§ **Stored data**:
■ ■ ■ ■

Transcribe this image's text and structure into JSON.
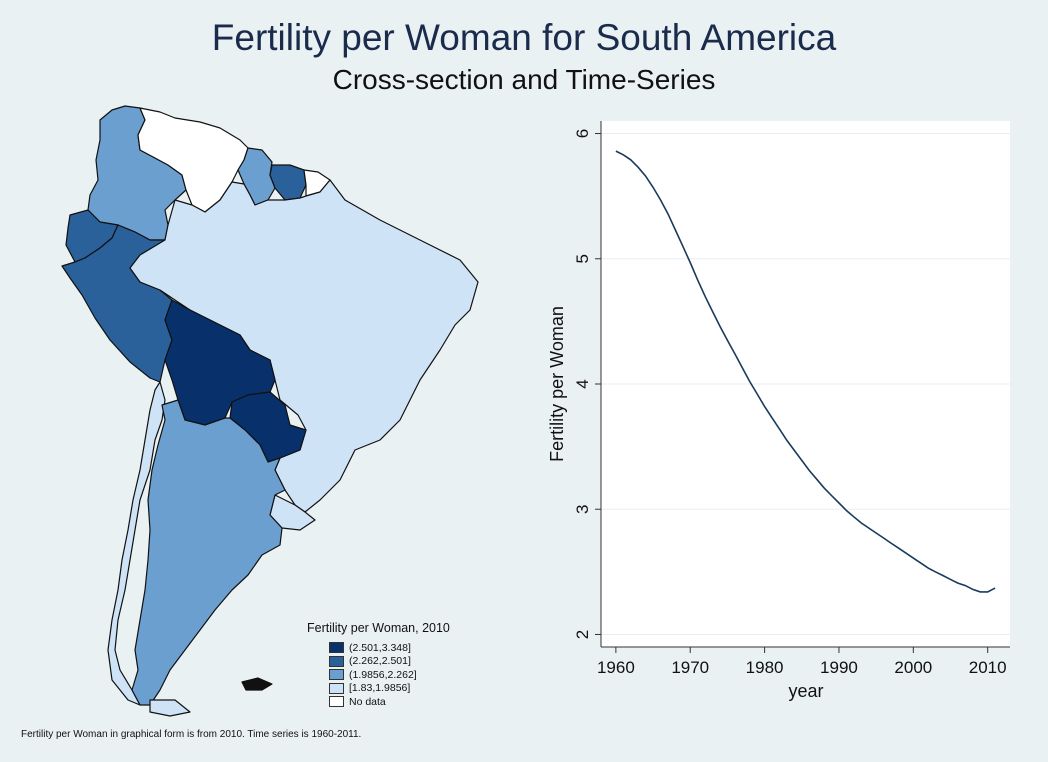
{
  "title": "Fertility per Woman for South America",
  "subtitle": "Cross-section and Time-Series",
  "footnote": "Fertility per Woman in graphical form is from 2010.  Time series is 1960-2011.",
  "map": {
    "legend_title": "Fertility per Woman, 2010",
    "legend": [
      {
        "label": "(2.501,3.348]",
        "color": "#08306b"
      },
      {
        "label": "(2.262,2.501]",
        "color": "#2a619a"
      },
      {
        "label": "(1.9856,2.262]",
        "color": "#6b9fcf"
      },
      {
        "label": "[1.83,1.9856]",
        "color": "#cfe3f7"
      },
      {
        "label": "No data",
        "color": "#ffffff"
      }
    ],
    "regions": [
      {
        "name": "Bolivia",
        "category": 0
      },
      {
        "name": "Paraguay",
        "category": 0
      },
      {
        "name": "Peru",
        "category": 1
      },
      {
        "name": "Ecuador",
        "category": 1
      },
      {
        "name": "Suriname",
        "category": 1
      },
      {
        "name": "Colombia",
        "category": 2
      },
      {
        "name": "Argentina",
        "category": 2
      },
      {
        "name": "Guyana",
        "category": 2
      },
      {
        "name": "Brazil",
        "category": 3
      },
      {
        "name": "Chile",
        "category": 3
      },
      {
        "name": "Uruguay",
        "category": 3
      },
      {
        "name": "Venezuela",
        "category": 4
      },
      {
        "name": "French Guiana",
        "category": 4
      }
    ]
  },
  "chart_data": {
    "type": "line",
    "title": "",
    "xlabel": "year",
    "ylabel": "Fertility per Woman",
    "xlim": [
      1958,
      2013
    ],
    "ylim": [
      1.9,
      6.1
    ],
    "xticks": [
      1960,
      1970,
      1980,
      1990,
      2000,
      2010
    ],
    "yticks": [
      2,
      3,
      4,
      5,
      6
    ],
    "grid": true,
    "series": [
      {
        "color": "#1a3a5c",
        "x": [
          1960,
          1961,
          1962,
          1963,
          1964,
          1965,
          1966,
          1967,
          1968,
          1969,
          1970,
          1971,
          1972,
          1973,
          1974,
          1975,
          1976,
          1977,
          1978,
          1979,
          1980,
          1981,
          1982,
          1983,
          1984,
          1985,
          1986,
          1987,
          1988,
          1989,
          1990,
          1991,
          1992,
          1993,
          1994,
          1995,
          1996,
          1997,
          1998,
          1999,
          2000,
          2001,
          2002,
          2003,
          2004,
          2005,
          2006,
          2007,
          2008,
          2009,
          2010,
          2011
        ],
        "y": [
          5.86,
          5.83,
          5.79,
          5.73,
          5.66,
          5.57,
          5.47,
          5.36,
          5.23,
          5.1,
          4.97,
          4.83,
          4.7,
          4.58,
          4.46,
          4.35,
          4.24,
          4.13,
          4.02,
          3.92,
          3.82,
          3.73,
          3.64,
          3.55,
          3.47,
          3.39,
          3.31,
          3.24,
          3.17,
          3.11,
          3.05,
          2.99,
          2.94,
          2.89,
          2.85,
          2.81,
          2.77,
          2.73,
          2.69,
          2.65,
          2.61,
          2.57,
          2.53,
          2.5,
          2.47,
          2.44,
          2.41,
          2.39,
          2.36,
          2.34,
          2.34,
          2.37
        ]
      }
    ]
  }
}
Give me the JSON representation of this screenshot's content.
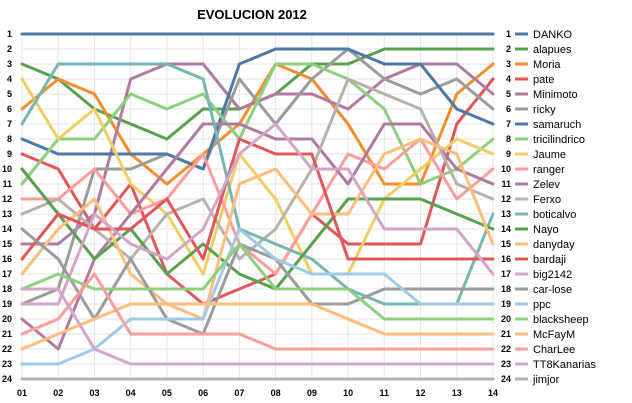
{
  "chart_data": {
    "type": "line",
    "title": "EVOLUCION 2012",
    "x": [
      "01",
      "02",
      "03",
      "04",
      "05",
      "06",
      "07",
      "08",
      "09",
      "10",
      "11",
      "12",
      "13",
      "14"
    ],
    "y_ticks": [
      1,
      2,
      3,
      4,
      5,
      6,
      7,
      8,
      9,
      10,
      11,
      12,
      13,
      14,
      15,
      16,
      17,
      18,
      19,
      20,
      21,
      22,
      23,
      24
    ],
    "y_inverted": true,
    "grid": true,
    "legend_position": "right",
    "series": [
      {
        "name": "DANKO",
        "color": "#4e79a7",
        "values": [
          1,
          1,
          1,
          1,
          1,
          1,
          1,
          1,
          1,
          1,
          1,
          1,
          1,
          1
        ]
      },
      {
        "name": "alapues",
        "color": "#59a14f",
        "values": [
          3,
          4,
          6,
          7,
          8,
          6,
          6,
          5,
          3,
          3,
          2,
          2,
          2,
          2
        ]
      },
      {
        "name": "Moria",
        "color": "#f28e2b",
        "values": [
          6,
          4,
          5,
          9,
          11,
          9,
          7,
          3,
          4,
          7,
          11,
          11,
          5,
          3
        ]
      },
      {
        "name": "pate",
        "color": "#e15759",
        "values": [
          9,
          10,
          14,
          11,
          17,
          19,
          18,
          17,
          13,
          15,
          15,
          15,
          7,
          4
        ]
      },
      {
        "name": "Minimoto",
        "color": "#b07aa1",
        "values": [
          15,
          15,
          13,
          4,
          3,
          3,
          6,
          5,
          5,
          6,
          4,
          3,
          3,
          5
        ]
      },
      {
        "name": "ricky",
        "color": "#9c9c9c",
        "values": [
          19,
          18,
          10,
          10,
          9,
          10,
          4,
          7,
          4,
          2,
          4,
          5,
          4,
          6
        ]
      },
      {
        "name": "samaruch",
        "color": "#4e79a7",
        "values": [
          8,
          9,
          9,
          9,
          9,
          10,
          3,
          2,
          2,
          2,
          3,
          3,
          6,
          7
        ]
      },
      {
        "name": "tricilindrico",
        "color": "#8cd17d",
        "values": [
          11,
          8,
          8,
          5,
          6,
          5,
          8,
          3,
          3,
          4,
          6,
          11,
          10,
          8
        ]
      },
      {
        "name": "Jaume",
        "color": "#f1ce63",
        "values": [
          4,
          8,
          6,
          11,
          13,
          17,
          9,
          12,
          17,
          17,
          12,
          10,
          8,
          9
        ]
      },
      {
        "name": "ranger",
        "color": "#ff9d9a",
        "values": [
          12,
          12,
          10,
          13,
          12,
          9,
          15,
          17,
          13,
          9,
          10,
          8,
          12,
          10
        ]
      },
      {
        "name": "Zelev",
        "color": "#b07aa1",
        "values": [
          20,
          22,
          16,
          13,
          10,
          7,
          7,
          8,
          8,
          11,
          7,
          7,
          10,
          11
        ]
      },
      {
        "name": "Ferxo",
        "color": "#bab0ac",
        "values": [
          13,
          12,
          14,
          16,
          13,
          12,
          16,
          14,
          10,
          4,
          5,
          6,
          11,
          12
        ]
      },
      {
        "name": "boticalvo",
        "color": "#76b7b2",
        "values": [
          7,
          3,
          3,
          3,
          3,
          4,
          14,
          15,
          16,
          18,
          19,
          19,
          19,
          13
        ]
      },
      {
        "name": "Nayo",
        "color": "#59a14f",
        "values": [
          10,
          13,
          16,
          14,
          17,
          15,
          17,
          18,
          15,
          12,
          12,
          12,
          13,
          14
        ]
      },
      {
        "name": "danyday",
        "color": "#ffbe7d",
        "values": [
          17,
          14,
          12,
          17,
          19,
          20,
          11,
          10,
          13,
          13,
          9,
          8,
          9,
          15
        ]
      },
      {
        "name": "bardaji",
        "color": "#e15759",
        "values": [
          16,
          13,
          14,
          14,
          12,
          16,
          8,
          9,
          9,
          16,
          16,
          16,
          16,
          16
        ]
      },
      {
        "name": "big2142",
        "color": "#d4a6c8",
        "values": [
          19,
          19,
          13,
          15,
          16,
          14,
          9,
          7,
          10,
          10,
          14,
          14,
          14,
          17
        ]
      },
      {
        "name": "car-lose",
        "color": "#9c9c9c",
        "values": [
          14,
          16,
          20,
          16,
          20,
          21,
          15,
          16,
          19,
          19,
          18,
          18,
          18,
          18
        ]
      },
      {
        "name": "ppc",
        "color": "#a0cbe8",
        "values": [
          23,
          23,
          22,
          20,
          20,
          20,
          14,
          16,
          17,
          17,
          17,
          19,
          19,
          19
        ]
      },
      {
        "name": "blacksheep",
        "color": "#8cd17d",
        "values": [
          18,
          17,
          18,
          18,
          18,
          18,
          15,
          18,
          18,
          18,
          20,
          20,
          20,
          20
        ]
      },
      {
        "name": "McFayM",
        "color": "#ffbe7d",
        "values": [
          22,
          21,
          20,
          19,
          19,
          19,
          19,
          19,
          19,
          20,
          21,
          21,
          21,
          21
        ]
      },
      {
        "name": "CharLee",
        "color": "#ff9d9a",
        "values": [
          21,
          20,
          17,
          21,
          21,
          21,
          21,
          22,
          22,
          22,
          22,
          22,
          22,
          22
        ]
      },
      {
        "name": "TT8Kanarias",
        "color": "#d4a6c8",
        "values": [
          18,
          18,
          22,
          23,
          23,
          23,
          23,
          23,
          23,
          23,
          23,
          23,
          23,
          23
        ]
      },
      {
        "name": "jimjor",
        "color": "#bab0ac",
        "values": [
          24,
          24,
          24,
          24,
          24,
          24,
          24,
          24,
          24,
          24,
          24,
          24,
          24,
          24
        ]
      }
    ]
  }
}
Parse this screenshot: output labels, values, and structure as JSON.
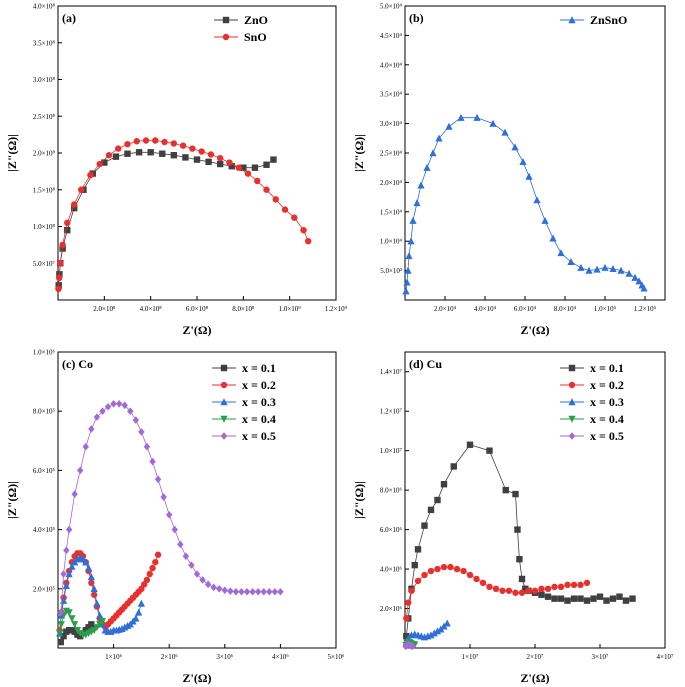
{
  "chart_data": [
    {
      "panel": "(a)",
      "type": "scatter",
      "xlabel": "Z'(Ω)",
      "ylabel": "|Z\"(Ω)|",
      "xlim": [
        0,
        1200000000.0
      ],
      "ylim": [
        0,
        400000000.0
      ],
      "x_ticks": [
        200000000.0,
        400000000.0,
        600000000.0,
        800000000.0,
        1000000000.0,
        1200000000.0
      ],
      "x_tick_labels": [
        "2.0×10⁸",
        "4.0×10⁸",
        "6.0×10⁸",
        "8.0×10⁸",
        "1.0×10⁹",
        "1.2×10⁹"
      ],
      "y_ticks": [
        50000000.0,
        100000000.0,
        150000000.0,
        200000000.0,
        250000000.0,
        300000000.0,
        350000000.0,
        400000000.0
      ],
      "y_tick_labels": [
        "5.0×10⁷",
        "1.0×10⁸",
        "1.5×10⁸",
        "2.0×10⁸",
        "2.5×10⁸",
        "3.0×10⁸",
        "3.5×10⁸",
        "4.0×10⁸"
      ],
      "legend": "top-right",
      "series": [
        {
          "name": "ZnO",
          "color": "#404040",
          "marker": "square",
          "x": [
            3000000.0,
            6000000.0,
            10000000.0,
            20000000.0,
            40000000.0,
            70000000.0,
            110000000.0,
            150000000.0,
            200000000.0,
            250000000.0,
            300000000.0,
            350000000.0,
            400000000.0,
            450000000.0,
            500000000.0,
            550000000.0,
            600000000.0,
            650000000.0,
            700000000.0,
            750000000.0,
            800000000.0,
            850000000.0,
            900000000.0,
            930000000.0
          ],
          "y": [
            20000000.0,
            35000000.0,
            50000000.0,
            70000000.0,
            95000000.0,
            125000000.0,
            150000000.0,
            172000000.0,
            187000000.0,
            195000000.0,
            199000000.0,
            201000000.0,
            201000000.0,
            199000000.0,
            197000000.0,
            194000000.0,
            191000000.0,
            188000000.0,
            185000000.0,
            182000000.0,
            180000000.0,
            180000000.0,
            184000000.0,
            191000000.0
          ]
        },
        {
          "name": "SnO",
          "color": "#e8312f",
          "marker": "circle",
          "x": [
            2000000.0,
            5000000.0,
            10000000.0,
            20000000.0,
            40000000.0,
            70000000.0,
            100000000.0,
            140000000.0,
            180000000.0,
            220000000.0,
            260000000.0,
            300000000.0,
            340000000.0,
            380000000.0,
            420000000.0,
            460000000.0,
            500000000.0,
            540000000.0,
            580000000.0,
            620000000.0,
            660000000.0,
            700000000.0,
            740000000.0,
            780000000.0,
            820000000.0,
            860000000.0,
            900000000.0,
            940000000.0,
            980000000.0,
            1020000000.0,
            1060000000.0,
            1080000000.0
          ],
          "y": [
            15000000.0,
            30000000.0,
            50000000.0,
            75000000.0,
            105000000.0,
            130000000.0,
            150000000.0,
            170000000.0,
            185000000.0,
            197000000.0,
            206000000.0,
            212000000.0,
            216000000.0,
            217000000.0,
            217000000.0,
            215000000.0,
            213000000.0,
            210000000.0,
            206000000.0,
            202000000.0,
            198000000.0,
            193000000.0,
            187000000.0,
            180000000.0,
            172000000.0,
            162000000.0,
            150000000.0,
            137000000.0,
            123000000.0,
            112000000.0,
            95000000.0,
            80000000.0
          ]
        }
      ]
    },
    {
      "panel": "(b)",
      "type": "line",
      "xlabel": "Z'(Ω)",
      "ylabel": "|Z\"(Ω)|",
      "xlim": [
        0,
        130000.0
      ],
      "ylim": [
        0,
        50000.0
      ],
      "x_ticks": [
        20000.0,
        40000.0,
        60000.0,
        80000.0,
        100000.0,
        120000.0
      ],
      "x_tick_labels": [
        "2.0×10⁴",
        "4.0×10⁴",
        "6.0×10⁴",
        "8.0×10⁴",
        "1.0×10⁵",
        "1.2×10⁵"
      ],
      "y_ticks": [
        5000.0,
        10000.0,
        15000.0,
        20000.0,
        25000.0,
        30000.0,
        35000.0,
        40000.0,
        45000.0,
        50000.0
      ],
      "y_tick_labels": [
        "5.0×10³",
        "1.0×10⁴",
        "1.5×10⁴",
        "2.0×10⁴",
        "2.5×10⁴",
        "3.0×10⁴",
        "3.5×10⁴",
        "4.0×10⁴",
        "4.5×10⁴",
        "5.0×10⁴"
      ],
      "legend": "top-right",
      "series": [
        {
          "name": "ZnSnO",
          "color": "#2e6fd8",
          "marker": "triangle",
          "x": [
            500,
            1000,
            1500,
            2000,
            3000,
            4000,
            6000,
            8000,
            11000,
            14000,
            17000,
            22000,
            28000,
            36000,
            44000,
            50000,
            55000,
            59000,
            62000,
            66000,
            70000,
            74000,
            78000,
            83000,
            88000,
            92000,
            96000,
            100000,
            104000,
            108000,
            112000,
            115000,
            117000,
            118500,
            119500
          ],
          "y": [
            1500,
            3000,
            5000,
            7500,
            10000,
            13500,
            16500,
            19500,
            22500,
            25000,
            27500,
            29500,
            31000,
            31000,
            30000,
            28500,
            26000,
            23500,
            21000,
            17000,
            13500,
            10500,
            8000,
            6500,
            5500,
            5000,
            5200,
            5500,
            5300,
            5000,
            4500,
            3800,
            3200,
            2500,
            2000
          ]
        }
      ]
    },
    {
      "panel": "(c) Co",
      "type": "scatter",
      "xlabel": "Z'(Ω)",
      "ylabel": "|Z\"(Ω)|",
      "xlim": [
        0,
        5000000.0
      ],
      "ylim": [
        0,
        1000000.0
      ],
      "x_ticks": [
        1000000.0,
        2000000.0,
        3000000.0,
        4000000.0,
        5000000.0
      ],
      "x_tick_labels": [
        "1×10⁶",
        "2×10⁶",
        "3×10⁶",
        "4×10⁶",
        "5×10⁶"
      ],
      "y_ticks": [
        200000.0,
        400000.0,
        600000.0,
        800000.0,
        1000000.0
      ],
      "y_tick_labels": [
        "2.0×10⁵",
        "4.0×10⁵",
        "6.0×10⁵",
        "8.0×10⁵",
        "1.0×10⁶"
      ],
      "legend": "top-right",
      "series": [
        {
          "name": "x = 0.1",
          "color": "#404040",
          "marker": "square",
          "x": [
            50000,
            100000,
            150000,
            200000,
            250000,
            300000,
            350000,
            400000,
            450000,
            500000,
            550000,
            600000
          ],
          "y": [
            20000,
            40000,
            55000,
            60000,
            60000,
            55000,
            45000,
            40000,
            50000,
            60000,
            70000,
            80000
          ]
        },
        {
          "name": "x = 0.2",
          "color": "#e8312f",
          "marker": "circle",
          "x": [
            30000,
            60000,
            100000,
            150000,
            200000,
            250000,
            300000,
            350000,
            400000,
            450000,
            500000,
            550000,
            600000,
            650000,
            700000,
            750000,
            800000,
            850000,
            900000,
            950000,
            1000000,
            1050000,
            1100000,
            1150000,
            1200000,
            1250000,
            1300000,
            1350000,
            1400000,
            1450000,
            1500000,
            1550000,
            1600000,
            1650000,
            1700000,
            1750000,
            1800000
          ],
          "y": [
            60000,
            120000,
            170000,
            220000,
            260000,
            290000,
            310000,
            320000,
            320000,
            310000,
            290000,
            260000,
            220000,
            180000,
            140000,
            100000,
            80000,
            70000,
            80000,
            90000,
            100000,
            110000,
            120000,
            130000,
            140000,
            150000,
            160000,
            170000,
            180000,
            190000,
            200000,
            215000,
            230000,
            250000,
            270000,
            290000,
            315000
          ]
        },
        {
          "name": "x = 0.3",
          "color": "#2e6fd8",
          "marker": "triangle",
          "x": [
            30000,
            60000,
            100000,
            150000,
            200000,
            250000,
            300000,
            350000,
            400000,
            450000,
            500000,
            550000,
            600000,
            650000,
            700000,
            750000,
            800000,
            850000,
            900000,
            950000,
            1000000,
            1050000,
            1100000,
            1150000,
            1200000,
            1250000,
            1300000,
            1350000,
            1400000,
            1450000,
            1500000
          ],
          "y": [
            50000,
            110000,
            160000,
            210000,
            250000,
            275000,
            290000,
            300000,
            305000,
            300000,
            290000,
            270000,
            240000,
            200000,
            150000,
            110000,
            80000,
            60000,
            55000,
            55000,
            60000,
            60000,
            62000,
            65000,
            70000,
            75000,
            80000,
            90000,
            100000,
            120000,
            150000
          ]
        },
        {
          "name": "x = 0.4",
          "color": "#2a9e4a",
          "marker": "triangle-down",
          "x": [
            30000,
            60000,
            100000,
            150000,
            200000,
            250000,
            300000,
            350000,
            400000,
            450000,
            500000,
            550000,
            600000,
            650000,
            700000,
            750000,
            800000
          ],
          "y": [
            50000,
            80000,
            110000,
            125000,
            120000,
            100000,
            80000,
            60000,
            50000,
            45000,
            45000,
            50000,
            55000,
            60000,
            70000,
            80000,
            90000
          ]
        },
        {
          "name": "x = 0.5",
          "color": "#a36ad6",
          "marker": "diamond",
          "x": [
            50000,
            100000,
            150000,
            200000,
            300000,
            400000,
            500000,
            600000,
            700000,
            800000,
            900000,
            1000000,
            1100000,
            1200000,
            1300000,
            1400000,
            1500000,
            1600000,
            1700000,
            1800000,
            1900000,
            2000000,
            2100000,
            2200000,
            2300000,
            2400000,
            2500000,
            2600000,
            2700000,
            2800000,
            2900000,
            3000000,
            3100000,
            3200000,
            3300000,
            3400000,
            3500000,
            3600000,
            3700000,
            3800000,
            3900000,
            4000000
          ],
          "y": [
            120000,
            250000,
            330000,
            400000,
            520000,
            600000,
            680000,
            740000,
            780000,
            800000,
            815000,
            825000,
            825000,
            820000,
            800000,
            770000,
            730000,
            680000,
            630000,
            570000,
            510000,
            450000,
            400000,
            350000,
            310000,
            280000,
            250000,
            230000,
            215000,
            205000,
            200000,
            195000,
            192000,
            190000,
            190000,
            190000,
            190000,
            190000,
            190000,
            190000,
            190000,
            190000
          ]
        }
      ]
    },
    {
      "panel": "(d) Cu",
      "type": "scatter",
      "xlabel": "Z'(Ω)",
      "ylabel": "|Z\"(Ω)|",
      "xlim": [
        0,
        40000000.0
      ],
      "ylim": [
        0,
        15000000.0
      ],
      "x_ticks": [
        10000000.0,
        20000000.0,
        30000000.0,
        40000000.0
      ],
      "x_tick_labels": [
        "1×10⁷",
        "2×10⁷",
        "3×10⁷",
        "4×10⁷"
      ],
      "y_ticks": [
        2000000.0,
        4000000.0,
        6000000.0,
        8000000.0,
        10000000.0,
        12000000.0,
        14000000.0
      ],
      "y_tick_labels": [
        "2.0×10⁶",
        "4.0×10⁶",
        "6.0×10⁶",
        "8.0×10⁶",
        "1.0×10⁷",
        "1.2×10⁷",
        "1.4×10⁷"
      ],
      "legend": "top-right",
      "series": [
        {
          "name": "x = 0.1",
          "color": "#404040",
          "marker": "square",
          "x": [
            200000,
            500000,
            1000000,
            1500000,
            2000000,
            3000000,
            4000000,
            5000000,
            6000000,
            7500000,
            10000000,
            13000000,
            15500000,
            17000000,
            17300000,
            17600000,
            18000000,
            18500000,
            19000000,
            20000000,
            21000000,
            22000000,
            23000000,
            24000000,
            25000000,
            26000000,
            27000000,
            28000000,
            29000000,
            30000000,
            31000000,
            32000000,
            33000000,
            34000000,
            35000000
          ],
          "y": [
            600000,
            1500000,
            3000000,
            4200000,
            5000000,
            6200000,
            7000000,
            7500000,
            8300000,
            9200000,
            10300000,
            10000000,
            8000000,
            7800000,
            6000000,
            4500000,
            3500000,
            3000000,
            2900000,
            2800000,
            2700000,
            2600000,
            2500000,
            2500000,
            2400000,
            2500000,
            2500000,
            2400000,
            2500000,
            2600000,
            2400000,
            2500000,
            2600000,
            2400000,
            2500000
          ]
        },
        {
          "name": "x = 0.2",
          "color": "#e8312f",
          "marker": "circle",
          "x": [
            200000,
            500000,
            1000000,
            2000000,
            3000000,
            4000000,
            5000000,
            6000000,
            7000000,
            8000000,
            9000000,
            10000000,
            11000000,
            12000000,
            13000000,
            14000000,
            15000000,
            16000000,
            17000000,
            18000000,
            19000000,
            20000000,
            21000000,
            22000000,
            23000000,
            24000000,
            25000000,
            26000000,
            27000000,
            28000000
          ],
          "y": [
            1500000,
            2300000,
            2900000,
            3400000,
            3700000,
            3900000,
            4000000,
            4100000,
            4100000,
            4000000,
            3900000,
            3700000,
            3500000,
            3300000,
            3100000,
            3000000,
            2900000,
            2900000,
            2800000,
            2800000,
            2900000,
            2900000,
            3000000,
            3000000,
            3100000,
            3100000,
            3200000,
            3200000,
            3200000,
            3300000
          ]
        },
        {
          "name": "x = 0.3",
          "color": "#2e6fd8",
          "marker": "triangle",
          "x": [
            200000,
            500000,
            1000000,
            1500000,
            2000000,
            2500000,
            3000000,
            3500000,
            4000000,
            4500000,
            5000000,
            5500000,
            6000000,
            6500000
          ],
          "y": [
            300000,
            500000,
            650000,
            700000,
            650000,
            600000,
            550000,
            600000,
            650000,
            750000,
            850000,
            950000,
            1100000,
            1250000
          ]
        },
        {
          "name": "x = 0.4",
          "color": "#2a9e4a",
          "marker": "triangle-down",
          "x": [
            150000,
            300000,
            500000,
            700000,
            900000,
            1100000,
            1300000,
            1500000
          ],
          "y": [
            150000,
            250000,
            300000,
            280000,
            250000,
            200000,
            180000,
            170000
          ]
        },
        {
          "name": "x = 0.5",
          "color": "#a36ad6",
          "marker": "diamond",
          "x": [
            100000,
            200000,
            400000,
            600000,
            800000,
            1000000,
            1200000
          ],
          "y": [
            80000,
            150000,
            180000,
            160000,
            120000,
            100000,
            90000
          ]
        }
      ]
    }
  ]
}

■ ■ ■ ■

§ **Your instructions**:
Go through the records above, find every line with the word "Fertility", and list those lines.

§ **Reply to the exercise**:
  "title": "Fertility per Woman for South America",
  "footnote": "Fertility per Woman in graphical form is from 2010.  Time series is 1960-2011.",
    "legend_title": "Fertility per Woman, 2010",
    "ylabel": "Fertility per Woman",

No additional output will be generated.